MPs of both sexes punched, shoved, screamed and occasionally
dragged each other to the ground in the long-delayed vote on the
changes which the left-leaning opposition says will hand even more
control of the economy to giant conglomerates.
Changes to the media ownership laws, especially by allowing
business groups to buy into broadcasters, have been among the most
bitterly opposed of the reforms President Lee Myung-bak, once a top
official at one of the country's biggest conglomerates, pledged
since he took office in February last year.
The issue has also deepened the split within the ruling Grand
National Party (GNP) after Lee's bitter rival to be its leader
voiced her disapproval of the way the government was trying to push
through the media laws.
The ruling party had watered down some of the more controversial
elements of the laws which cover newspapers, broadcasting the
Internet TV to prevent dominant players in the market taking
control of terrestrial broadcasters.
In scenes that have become a hallmark of parliament, fighting broke
out repeatedly during the session as opposition MPs, some shouting
liquidate the GNP!, blocking many members of the ruling party from
entering the chamber to vote.
Parliament security guards and pro-government legislators stood
guard around the speaker's podium to protect him from attack.
Opposition MPs did not vote.
Parliament also passed a bill to raise the ceiling to nine percent
from four percent the stake non-financial companies can hold in
financial holding firms.
One of the most pressing proposed changes yet to be voted on in the
current session which ends on July 25 is to double to four years
the period that a company can employ contract workers.
The government says that will make the job market more flexible and
help ease the problem of growing unemployment as the economic
downturn bites.
It says that thousands will lose their jobs if the current law,
which expired on July 1, is not replaced.
Under the previous law, employers must turn contract workers into
more costly members of staff after two years.
In practice, it usually means contract workers are discarded
after the time limit and replaced by new ones.
Most of the contract workers being laid off have been at small- and
medium-sized firms, which provide the bulk of employment in the
country.
Among other major pieces of legislation being delayed include
ratification of a free trade deal with the United States.

◇ ◇ ◇ ◇

AIM OF THE TASK :: Write out the full news excerpt about the South Korean parliament's media law vote, word for word.

Collected data
◇ ◇ ◇ ◇

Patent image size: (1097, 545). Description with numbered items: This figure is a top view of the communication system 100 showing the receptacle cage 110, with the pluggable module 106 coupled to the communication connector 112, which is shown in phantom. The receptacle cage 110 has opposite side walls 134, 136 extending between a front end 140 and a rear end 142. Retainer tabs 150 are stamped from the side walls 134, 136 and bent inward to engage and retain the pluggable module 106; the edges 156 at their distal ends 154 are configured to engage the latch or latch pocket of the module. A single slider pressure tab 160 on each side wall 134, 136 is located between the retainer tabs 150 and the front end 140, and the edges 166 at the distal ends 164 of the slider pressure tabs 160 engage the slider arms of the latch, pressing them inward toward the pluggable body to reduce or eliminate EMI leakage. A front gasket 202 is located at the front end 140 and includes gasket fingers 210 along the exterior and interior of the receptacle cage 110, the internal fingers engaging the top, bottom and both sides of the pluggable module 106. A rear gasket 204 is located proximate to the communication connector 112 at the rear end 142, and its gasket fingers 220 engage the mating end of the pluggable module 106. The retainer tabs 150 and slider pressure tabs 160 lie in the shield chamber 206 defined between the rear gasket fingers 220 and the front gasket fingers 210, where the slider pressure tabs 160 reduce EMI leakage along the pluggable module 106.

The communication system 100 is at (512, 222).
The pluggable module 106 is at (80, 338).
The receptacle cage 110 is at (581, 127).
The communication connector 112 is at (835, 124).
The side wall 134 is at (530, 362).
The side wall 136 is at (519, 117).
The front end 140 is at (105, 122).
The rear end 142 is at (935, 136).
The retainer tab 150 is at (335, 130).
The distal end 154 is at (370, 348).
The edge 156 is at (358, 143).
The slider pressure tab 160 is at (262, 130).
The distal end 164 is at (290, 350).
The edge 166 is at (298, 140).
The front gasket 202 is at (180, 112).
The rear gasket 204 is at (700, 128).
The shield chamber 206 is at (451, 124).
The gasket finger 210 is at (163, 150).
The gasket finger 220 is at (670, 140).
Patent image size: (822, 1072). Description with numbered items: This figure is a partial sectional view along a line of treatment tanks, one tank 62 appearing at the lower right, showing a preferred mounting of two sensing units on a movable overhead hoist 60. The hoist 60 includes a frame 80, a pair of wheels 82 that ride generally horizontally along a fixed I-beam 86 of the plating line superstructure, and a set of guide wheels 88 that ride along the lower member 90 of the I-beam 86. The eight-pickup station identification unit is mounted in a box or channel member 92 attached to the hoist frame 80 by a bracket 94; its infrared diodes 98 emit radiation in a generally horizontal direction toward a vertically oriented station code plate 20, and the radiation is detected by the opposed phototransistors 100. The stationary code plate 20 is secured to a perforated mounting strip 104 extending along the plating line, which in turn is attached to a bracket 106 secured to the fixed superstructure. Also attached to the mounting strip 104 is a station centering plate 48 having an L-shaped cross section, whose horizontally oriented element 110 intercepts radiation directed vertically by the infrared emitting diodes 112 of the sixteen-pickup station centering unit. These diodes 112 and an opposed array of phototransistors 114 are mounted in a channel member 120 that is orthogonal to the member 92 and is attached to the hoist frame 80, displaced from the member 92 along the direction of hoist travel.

◇ ◇ ◇ ◇

EXPECTED OUTPUT ::
MPs of both sexes punched, shoved, screamed and occasionally
dragged each other to the ground in the long-delayed vote on the
changes which the left-leaning opposition says will hand even more
control of the economy to giant conglomerates.
Changes to the media ownership laws, especially by allowing
business groups to buy into broadcasters, have been among the most
bitterly opposed of the reforms President Lee Myung-bak, once a top
official at one of the country's biggest conglomerates, pledged
since he took office in February last year.
The issue has also deepened the split within the ruling Grand
National Party (GNP) after Lee's bitter rival to be its leader
voiced her disapproval of the way the government was trying to push
through the media laws.
The ruling party had watered down some of the more controversial
elements of the laws which cover newspapers, broadcasting the
Internet TV to prevent dominant players in the market taking
control of terrestrial broadcasters.
In scenes that have become a hallmark of parliament, fighting broke
out repeatedly during the session as opposition MPs, some shouting
liquidate the GNP!, blocking many members of the ruling party from
entering the chamber to vote.
Parliament security guards and pro-government legislators stood
guard around the speaker's podium to protect him from attack.
Opposition MPs did not vote.
Parliament also passed a bill to raise the ceiling to nine percent
from four percent the stake non-financial companies can hold in
financial holding firms.
One of the most pressing proposed changes yet to be voted on in the
current session which ends on July 25 is to double to four years
the period that a company can employ contract workers.
The government says that will make the job market more flexible and
help ease the problem of growing unemployment as the economic
downturn bites.
It says that thousands will lose their jobs if the current law,
which expired on July 1, is not replaced.
Under the previous law, employers must turn contract workers into
more costly members of staff after two years.
In practice, it usually means contract workers are discarded
after the time limit and replaced by new ones.
Most of the contract workers being laid off have been at small- and
medium-sized firms, which provide the bulk of employment in the
country.
Among other major pieces of legislation being delayed include
ratification of a free trade deal with the United States.